» **What this task involves**
In the listing below, locate the lines bearing the word "Виктор". Copy every one of them.

» **Data entries**
────────────────────────────────────────
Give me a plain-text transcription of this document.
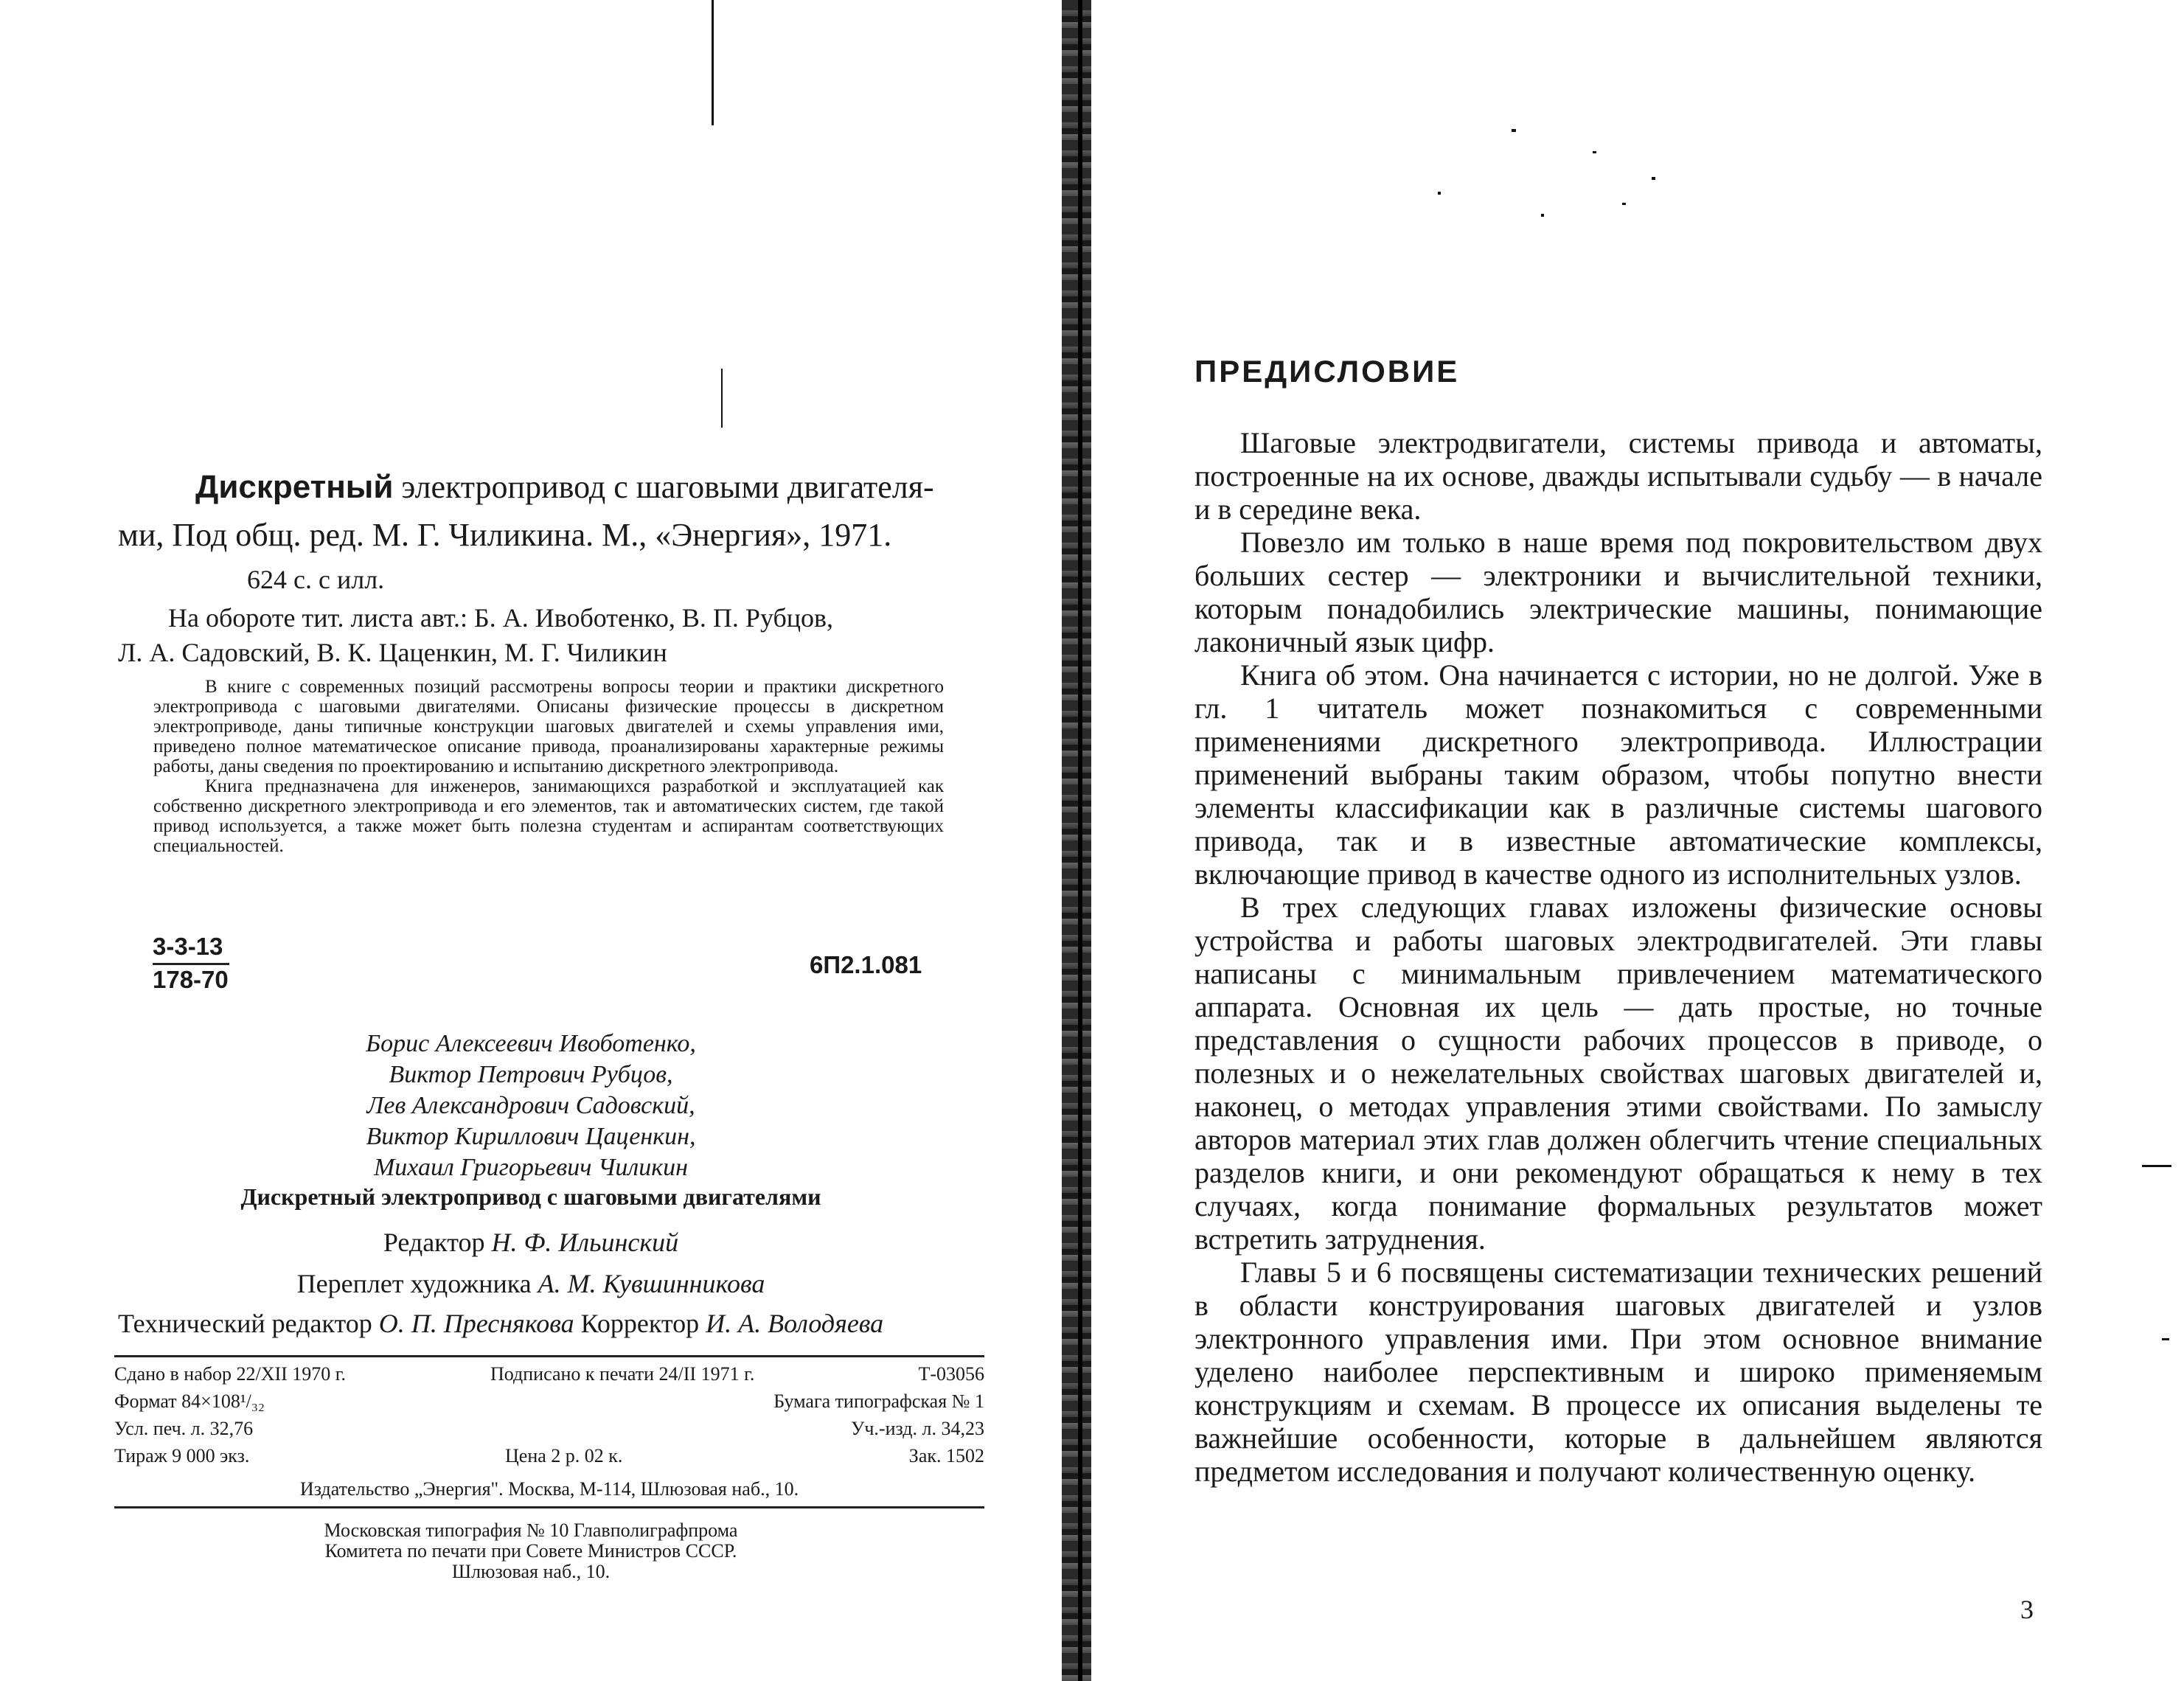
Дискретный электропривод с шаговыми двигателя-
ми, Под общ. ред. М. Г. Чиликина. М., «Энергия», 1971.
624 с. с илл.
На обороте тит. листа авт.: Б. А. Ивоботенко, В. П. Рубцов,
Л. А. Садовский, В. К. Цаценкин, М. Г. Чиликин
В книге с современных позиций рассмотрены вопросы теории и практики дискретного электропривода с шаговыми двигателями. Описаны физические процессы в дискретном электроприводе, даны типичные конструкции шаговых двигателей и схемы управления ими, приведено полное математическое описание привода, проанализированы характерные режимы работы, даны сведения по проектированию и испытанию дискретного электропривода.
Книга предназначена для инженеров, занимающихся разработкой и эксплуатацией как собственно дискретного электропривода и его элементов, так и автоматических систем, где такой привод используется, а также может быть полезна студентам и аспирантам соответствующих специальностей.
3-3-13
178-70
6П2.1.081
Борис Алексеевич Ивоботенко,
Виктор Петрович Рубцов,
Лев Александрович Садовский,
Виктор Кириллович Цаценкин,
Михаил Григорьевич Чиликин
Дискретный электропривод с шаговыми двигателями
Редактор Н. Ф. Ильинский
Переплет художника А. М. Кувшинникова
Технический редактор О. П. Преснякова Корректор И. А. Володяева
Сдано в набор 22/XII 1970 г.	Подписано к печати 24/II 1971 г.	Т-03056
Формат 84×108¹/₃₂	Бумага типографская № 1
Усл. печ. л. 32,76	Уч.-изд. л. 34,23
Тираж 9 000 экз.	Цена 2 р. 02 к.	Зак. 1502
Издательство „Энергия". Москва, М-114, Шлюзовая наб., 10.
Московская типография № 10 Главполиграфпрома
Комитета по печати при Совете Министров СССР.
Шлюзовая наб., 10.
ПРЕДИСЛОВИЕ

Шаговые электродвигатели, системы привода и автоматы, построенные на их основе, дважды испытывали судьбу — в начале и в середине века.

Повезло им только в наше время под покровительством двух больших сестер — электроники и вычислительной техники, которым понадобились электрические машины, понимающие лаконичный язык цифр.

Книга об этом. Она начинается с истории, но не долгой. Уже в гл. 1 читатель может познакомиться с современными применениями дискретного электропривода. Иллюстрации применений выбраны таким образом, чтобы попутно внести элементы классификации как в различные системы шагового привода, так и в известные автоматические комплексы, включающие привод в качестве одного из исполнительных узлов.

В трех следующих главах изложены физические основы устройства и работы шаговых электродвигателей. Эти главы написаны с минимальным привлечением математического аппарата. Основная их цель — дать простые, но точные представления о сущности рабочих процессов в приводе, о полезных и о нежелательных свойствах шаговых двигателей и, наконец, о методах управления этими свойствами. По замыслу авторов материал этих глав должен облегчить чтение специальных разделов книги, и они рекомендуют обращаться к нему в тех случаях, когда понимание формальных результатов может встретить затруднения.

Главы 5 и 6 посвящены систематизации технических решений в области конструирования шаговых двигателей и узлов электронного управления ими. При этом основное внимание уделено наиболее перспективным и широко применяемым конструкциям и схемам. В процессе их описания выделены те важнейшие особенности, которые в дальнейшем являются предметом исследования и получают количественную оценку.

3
────────────────────────────────────────
» **Response to this task**
Виктор Петрович Рубцов,
Виктор Кириллович Цаценкин,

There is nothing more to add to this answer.